● Work to complete
Copy everything in the listing below word for word, apart from any images.

(Saved entries)
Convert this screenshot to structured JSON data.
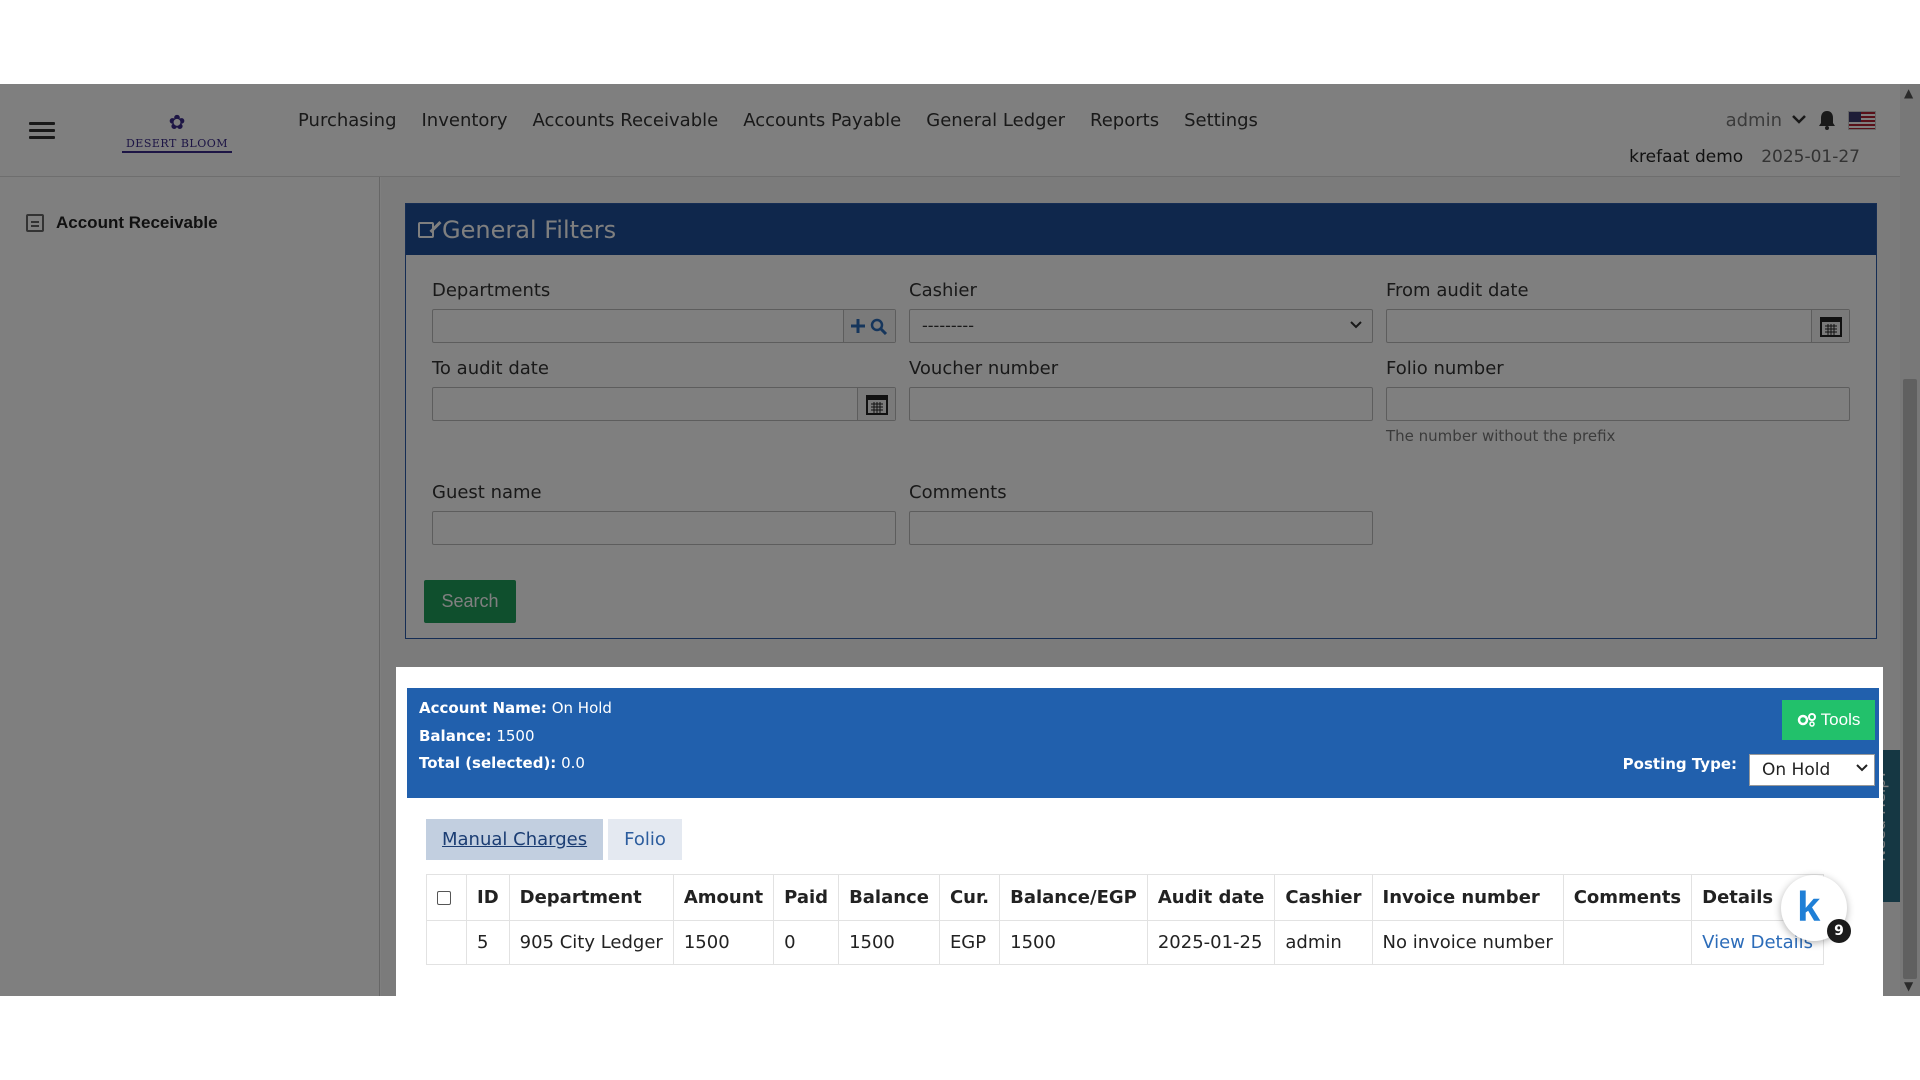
{
  "nav": {
    "logo_text": "DESERT BLOOM",
    "menu": [
      "Purchasing",
      "Inventory",
      "Accounts Receivable",
      "Accounts Payable",
      "General Ledger",
      "Reports",
      "Settings"
    ],
    "user": "admin",
    "tenant": "krefaat demo",
    "date": "2025-01-27"
  },
  "sidebar": {
    "item": "Account Receivable"
  },
  "filters": {
    "title": "General Filters",
    "departments_label": "Departments",
    "cashier_label": "Cashier",
    "cashier_value": "---------",
    "from_audit_label": "From audit date",
    "to_audit_label": "To audit date",
    "voucher_label": "Voucher number",
    "folio_label": "Folio number",
    "folio_hint": "The number without the prefix",
    "guest_label": "Guest name",
    "comments_label": "Comments",
    "search_label": "Search"
  },
  "account": {
    "name_label": "Account Name:",
    "name_value": "On Hold",
    "balance_label": "Balance:",
    "balance_value": "1500",
    "total_label": "Total (selected):",
    "total_value": "0.0",
    "tools_label": "Tools",
    "posting_label": "Posting Type:",
    "posting_value": "On Hold"
  },
  "tabs": [
    "Manual Charges",
    "Folio"
  ],
  "table": {
    "headers": [
      "ID",
      "Department",
      "Amount",
      "Paid",
      "Balance",
      "Cur.",
      "Balance/EGP",
      "Audit date",
      "Cashier",
      "Invoice number",
      "Comments",
      "Details"
    ],
    "rows": [
      [
        "5",
        "905 City Ledger",
        "1500",
        "0",
        "1500",
        "EGP",
        "1500",
        "2025-01-25",
        "admin",
        "No invoice number",
        "",
        "View Details"
      ]
    ]
  },
  "help_tab": "Need Help?",
  "widget": {
    "letter": "k",
    "badge": "9"
  },
  "colors": {
    "header_blue": "#1f4f99",
    "account_blue": "#2160ad",
    "green": "#1e9e5a",
    "tools_green": "#22c16b"
  }
}
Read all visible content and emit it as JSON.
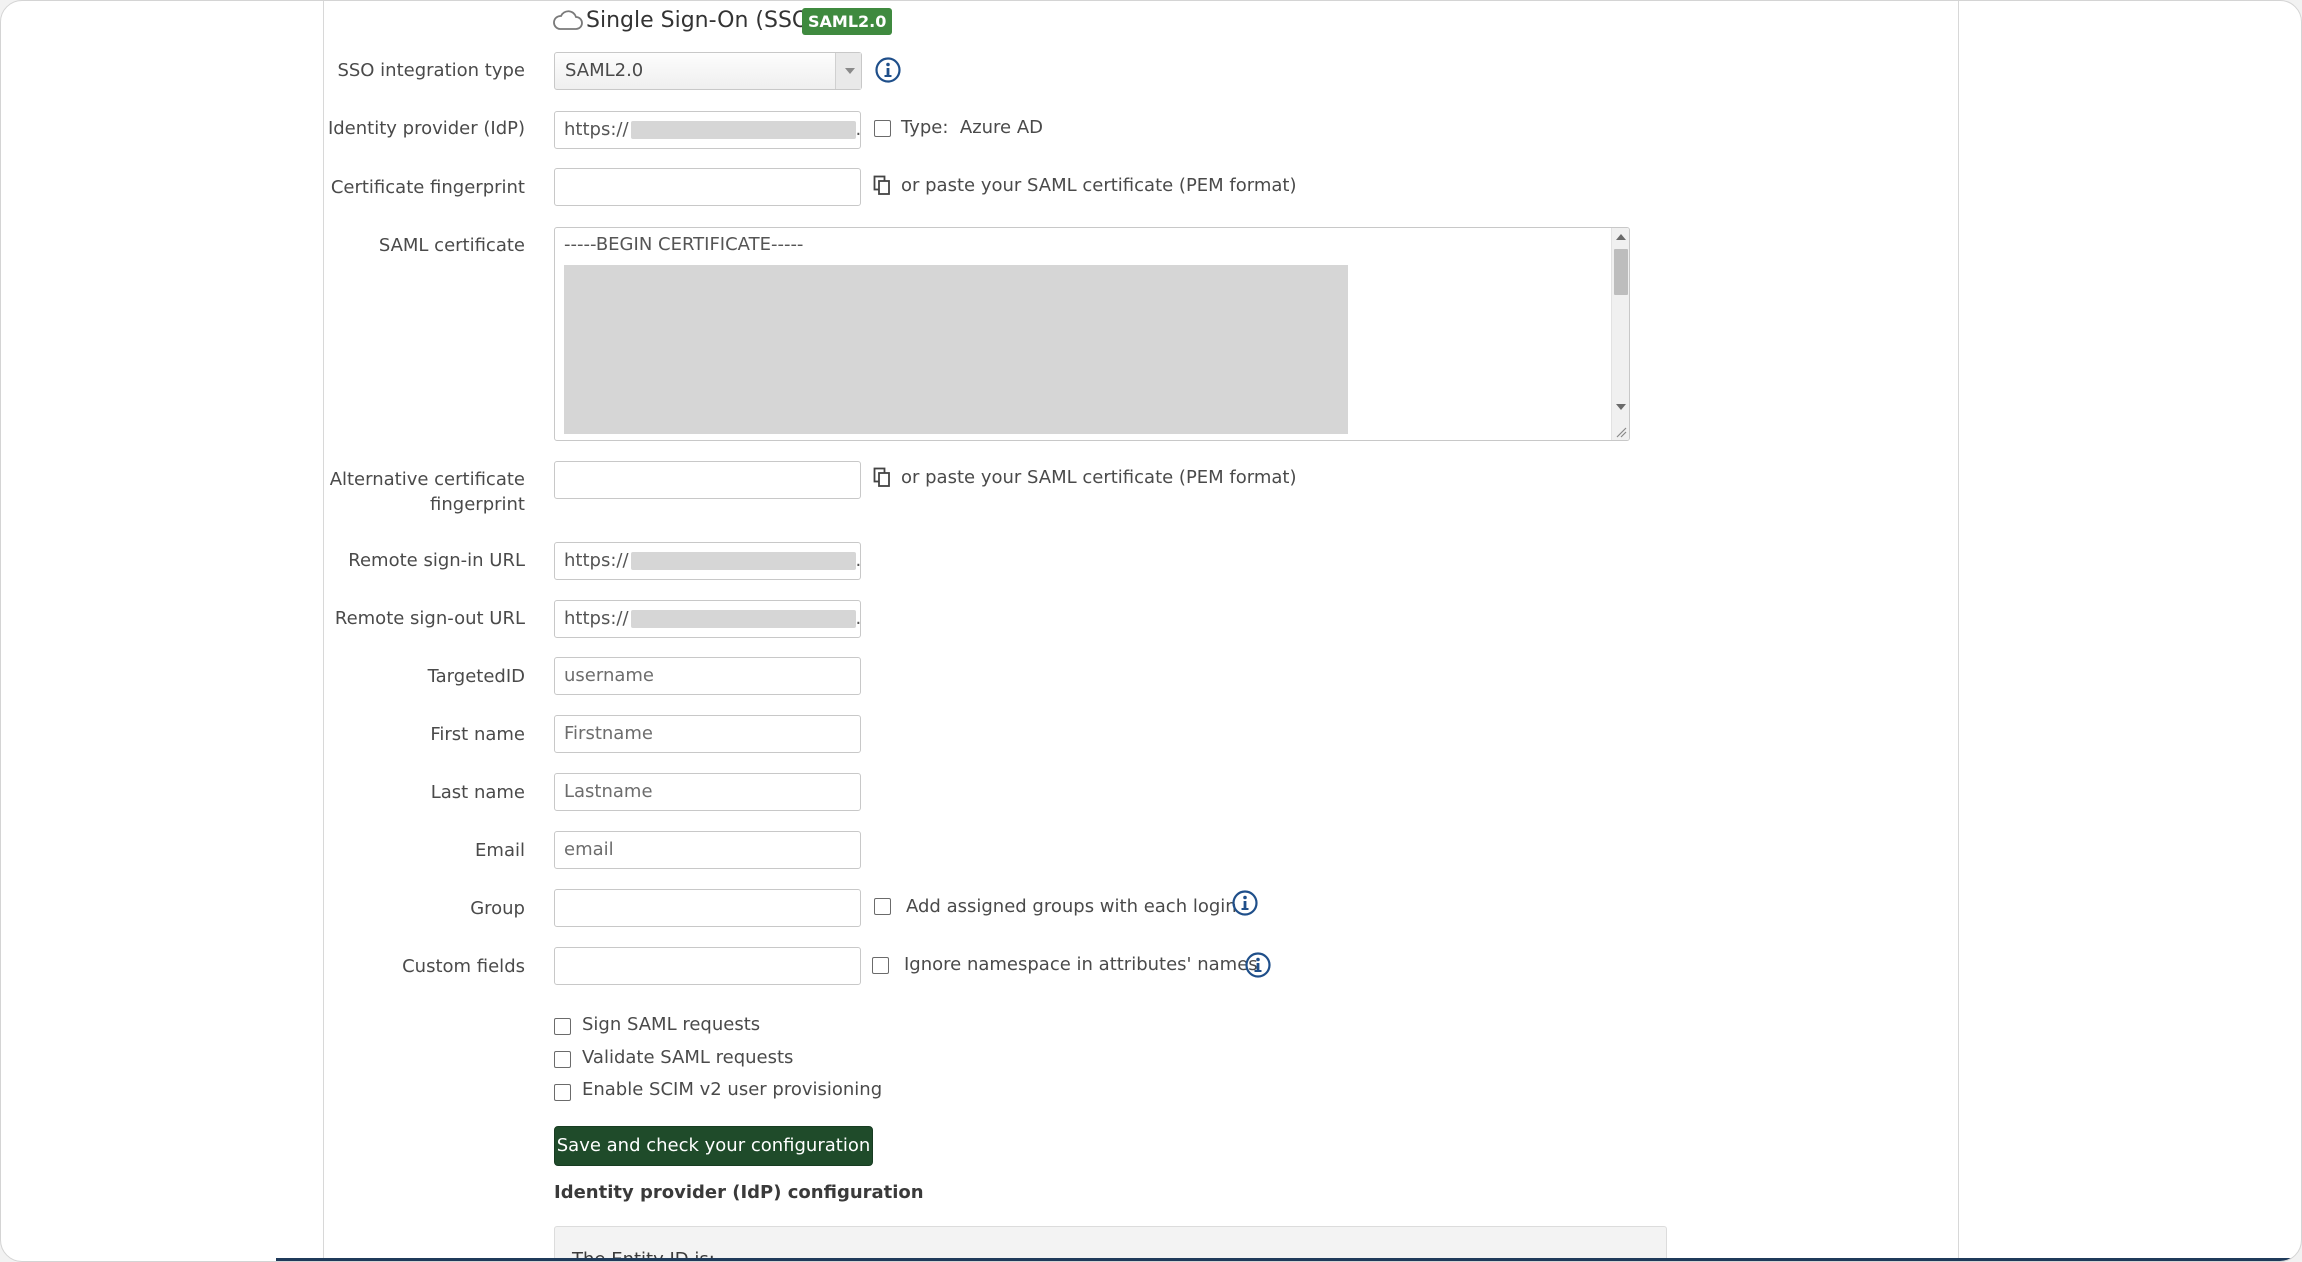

● Response below
Convert this screenshot to structured JSON data.
{
  "nav": {
    "logo_text": "DESERT BLOOM",
    "menu": [
      "Purchasing",
      "Inventory",
      "Accounts Receivable",
      "Accounts Payable",
      "General Ledger",
      "Reports",
      "Settings"
    ],
    "user": "admin",
    "tenant": "krefaat demo",
    "date": "2025-01-27"
  },
  "sidebar": {
    "item": "Account Receivable"
  },
  "filters": {
    "title": "General Filters",
    "departments_label": "Departments",
    "cashier_label": "Cashier",
    "cashier_value": "---------",
    "from_audit_label": "From audit date",
    "to_audit_label": "To audit date",
    "voucher_label": "Voucher number",
    "folio_label": "Folio number",
    "folio_hint": "The number without the prefix",
    "guest_label": "Guest name",
    "comments_label": "Comments",
    "search_label": "Search"
  },
  "account": {
    "name_label": "Account Name:",
    "name_value": "On Hold",
    "balance_label": "Balance:",
    "balance_value": "1500",
    "total_label": "Total (selected):",
    "total_value": "0.0",
    "tools_label": "Tools",
    "posting_label": "Posting Type:",
    "posting_value": "On Hold"
  },
  "tabs": [
    "Manual Charges",
    "Folio"
  ],
  "table": {
    "headers": [
      "ID",
      "Department",
      "Amount",
      "Paid",
      "Balance",
      "Cur.",
      "Balance/EGP",
      "Audit date",
      "Cashier",
      "Invoice number",
      "Comments",
      "Details"
    ],
    "rows": [
      [
        "5",
        "905 City Ledger",
        "1500",
        "0",
        "1500",
        "EGP",
        "1500",
        "2025-01-25",
        "admin",
        "No invoice number",
        "",
        "View Details"
      ]
    ]
  },
  "help_tab": "Need Help?",
  "widget": {
    "letter": "k",
    "badge": "9"
  },
  "colors": {
    "header_blue": "#1f4f99",
    "account_blue": "#2160ad",
    "green": "#1e9e5a",
    "tools_green": "#22c16b"
  }
}
Read all visible content and emit it as JSON.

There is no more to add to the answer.